### EXERCISE BRIEF
Search the data below for the word "hydroforming" and copy each line that holds it.

== SUPPLIED MATERIAL ==

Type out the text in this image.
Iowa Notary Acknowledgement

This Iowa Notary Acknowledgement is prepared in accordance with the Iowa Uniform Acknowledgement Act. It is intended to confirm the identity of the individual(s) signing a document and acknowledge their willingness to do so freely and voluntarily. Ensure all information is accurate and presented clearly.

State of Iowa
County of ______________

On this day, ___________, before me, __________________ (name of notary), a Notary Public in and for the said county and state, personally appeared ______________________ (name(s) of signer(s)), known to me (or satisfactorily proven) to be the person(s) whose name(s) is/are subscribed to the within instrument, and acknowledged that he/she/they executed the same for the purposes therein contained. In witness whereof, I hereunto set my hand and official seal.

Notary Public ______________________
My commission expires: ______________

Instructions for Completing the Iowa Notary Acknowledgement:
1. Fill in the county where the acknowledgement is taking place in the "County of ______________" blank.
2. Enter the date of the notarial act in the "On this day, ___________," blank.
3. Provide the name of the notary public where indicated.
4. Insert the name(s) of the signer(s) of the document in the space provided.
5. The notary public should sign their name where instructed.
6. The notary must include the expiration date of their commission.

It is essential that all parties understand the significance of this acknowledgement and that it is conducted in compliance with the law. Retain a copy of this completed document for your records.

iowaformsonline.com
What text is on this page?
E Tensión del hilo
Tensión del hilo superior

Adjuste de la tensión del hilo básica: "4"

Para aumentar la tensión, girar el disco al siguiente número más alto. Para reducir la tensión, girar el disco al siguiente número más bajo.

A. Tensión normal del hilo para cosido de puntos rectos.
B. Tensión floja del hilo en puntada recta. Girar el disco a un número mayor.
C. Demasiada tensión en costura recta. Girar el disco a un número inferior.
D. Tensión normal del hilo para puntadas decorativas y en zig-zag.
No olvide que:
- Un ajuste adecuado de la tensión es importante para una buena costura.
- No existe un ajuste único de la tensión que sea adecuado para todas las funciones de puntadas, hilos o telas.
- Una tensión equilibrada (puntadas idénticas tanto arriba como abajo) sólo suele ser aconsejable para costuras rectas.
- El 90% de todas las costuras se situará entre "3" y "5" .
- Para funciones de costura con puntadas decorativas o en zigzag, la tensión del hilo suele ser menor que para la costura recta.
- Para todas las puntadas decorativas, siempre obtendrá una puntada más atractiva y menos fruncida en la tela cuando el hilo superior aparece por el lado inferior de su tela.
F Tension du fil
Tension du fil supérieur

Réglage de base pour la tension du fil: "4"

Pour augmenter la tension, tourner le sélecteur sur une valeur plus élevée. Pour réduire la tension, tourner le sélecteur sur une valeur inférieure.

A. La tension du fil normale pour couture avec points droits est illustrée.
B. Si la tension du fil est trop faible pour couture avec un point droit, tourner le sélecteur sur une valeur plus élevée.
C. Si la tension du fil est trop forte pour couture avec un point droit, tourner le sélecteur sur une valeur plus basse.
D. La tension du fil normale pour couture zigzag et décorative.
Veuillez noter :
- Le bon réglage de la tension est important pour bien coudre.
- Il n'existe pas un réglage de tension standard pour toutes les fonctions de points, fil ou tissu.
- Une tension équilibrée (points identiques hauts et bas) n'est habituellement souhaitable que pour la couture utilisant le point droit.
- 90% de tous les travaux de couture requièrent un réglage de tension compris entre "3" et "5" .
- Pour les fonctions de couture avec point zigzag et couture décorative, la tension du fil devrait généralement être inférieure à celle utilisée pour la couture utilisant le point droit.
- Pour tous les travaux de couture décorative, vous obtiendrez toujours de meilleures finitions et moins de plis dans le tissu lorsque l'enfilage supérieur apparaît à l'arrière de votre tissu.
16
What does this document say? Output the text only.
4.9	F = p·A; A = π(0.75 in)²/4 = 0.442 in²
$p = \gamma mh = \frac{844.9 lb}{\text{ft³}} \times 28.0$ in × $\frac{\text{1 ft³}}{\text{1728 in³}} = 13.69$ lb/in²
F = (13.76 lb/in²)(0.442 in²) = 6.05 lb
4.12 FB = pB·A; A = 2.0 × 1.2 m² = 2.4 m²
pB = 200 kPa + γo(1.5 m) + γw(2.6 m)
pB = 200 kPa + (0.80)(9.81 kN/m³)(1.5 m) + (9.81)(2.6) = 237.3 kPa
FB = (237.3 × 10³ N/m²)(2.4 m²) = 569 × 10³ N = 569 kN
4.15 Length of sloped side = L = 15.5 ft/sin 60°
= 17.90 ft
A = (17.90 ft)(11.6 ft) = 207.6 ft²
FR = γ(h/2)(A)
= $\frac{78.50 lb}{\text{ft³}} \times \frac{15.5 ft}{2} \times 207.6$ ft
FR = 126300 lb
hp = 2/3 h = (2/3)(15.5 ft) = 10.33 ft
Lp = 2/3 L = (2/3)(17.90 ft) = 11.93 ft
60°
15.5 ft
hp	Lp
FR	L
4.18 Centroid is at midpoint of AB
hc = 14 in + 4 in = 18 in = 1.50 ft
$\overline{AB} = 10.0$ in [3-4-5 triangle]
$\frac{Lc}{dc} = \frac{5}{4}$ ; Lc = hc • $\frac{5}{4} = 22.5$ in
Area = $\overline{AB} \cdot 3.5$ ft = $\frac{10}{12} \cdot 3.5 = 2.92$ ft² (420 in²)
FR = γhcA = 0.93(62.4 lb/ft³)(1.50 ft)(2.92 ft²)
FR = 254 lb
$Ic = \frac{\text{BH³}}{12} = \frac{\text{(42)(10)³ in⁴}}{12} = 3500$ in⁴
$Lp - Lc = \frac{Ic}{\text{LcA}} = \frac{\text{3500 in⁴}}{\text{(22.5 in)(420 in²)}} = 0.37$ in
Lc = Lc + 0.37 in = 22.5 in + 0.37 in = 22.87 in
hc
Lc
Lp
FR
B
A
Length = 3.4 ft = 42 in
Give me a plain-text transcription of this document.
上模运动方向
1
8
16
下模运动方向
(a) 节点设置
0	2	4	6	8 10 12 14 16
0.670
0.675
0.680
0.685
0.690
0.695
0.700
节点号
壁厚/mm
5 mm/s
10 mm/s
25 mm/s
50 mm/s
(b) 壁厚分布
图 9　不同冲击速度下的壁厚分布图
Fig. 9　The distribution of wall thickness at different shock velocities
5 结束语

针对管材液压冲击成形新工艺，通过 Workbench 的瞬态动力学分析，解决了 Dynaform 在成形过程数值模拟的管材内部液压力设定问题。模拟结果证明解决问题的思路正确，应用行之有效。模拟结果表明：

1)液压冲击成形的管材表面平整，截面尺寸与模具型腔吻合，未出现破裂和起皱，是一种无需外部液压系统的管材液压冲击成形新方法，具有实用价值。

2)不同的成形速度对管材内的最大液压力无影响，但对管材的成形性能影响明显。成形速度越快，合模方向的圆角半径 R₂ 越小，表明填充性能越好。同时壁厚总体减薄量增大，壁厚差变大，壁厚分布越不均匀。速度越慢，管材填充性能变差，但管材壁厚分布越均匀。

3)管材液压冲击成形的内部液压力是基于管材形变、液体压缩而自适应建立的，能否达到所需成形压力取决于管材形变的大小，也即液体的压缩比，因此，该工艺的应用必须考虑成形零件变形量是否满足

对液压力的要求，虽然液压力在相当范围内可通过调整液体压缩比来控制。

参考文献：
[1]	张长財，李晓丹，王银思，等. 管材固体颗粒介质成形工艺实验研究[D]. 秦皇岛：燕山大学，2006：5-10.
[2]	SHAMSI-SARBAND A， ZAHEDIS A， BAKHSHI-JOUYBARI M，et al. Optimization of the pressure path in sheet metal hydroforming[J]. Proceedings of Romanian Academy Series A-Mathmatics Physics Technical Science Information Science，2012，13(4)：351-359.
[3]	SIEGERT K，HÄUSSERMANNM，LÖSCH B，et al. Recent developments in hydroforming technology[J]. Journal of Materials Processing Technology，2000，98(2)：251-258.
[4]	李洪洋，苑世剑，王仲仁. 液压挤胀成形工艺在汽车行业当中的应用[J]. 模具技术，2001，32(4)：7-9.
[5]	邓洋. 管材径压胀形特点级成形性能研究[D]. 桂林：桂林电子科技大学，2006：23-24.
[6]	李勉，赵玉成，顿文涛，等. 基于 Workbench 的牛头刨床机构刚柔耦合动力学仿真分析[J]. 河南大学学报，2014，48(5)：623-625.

===

### CORRECT RESULT
[2]	SHAMSI-SARBAND A， ZAHEDIS A， BAKHSHI-JOUYBARI M，et al. Optimization of the pressure path in sheet metal hydroforming[J]. Proceedings of Romanian Academy Series A-Mathmatics Physics Technical Science Information Science，2012，13(4)：351-359.
[3]	SIEGERT K，HÄUSSERMANNM，LÖSCH B，et al. Recent developments in hydroforming technology[J]. Journal of Materials Processing Technology，2000，98(2)：251-258.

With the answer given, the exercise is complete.